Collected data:
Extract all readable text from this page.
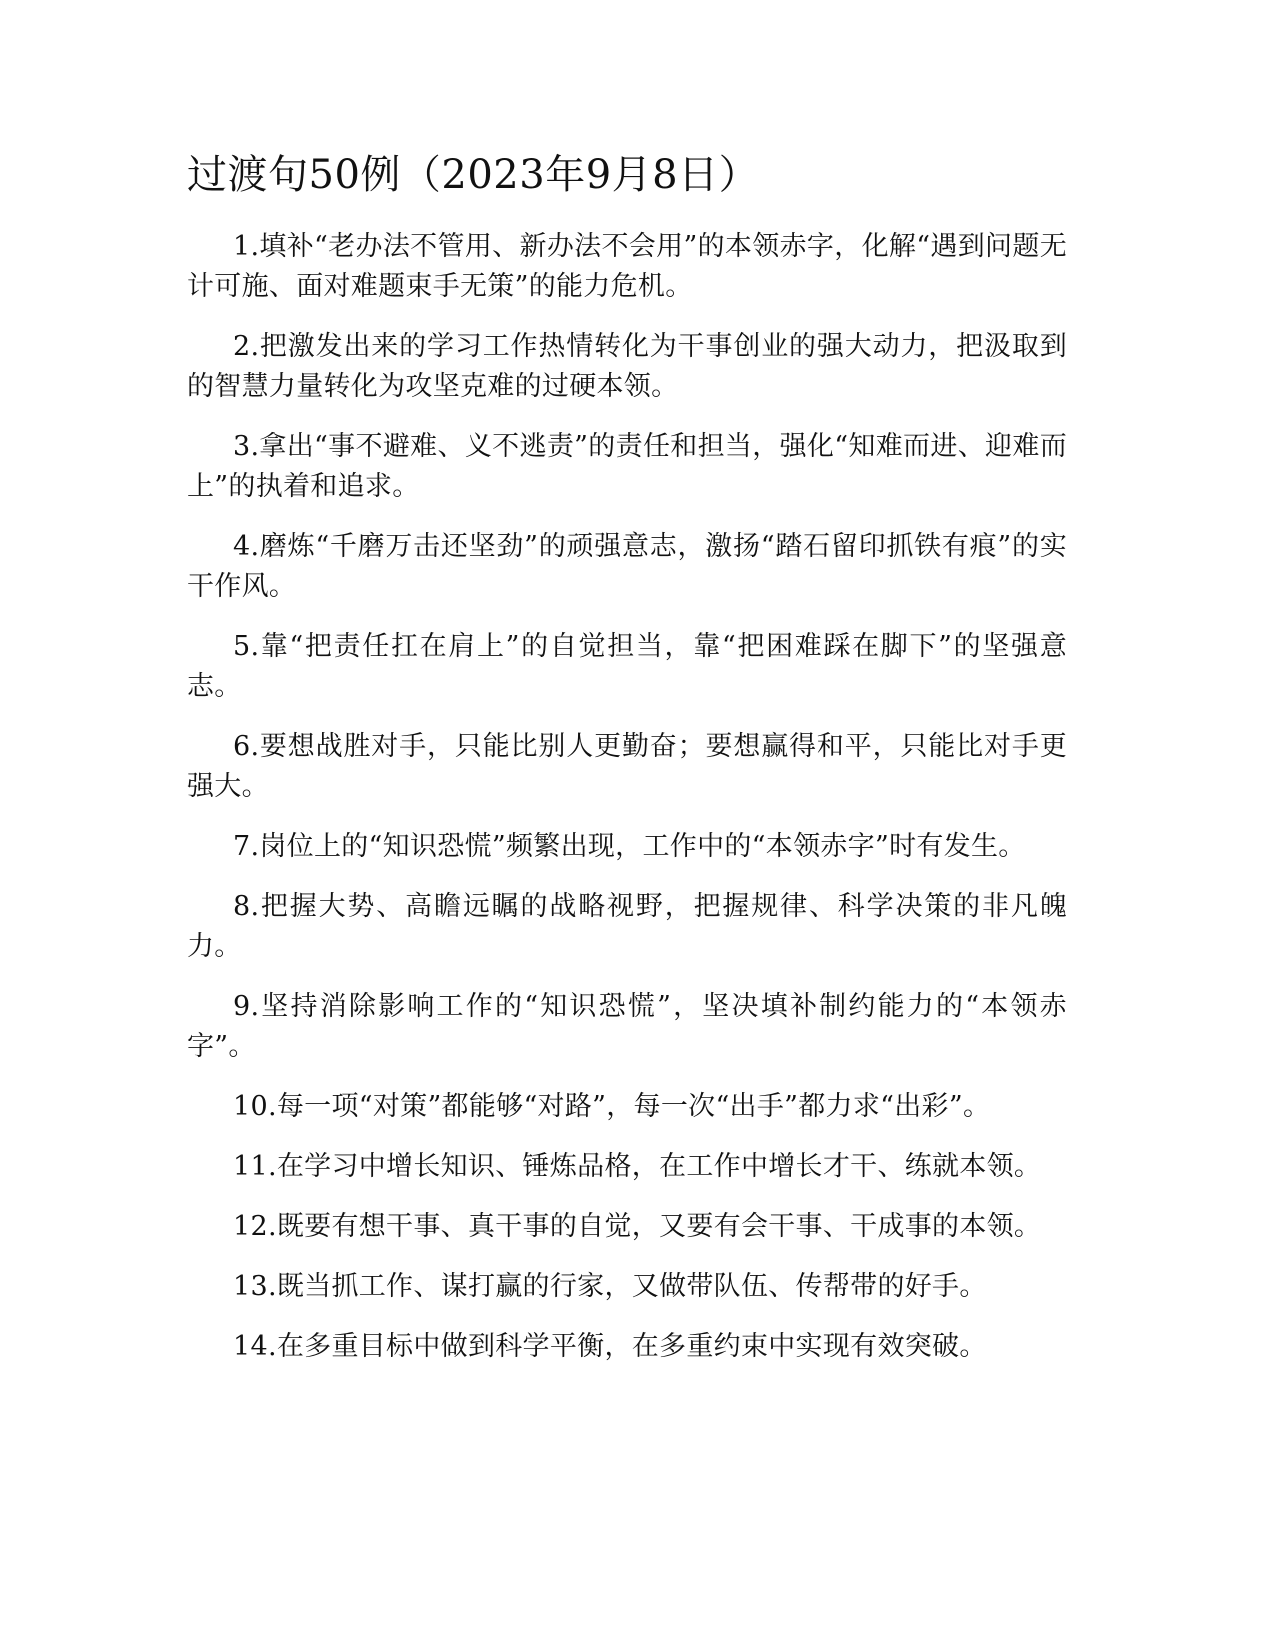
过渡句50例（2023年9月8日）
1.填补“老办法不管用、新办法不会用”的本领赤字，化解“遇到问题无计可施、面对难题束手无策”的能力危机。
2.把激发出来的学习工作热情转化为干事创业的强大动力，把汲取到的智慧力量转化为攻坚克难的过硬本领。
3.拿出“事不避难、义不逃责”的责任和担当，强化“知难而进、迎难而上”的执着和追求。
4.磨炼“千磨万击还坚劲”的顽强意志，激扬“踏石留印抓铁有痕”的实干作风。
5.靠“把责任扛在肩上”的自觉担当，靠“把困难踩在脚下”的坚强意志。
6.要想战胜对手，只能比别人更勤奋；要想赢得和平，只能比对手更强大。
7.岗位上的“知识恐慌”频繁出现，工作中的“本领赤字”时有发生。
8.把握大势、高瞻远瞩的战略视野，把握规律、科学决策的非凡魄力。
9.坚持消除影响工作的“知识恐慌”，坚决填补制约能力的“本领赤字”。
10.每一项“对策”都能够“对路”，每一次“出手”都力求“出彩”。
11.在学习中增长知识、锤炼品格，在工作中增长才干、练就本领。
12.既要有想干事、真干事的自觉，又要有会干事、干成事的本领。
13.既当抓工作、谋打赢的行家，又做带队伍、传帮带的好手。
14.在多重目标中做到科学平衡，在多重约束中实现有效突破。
...
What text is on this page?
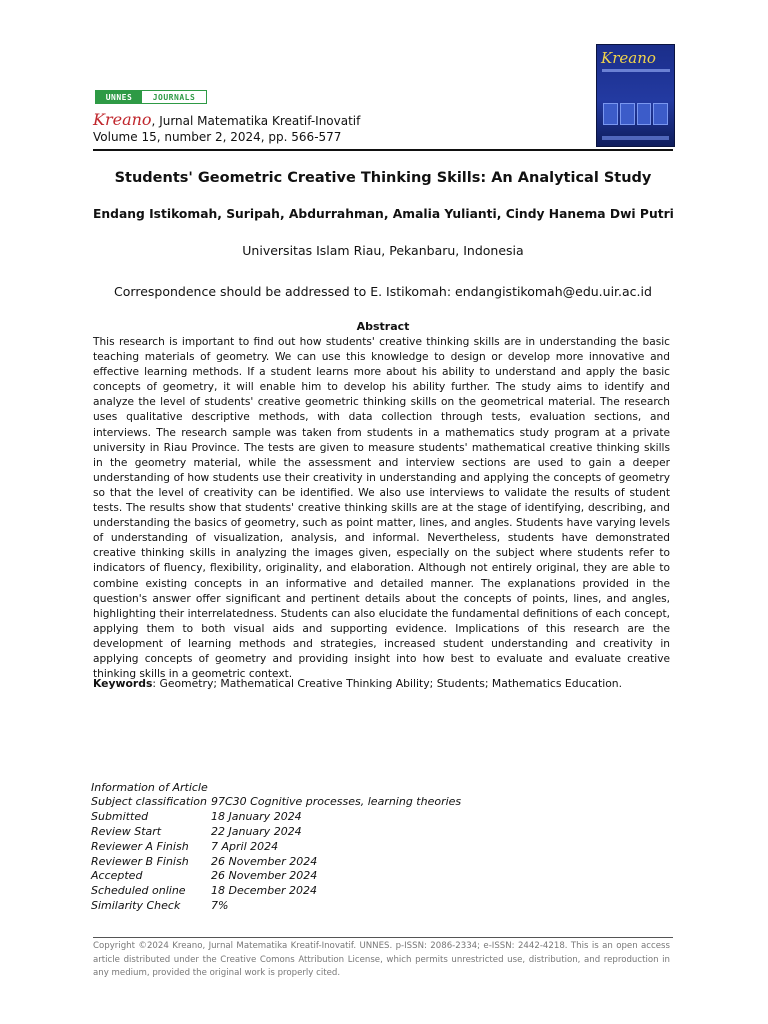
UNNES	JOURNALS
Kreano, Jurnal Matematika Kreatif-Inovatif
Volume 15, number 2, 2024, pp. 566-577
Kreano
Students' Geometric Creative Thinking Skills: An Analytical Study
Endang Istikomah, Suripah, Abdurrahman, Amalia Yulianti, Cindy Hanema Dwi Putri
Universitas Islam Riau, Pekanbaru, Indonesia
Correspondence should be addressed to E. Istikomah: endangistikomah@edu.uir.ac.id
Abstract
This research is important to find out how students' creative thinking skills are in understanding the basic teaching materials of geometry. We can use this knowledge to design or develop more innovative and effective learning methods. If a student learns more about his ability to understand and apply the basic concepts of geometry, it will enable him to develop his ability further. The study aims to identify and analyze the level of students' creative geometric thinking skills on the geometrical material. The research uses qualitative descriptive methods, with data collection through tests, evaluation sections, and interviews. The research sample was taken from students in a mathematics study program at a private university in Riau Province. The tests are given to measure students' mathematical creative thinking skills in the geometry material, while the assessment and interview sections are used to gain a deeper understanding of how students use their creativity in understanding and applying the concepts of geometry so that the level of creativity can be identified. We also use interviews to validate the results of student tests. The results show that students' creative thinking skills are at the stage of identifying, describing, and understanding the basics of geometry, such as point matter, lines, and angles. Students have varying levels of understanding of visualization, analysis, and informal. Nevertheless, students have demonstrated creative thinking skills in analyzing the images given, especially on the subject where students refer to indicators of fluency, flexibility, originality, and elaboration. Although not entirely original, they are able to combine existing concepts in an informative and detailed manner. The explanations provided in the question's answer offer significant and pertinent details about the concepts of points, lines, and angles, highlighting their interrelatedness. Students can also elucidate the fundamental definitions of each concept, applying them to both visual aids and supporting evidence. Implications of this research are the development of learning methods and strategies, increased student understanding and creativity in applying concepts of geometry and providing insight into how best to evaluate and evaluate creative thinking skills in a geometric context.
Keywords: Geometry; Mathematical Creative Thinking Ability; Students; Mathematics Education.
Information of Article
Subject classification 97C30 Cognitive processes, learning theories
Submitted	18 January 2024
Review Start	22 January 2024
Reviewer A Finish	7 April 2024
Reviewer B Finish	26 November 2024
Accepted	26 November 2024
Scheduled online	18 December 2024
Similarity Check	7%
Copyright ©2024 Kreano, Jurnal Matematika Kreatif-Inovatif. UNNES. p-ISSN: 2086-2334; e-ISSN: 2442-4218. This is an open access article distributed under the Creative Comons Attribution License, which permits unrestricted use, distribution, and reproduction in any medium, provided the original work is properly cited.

__SHORT TASK__: Copy every line above in which the string "Istikomah" shows up.

__OUTPUT OF THE TASK__:
Endang Istikomah, Suripah, Abdurrahman, Amalia Yulianti, Cindy Hanema Dwi Putri
Correspondence should be addressed to E. Istikomah: endangistikomah@edu.uir.ac.id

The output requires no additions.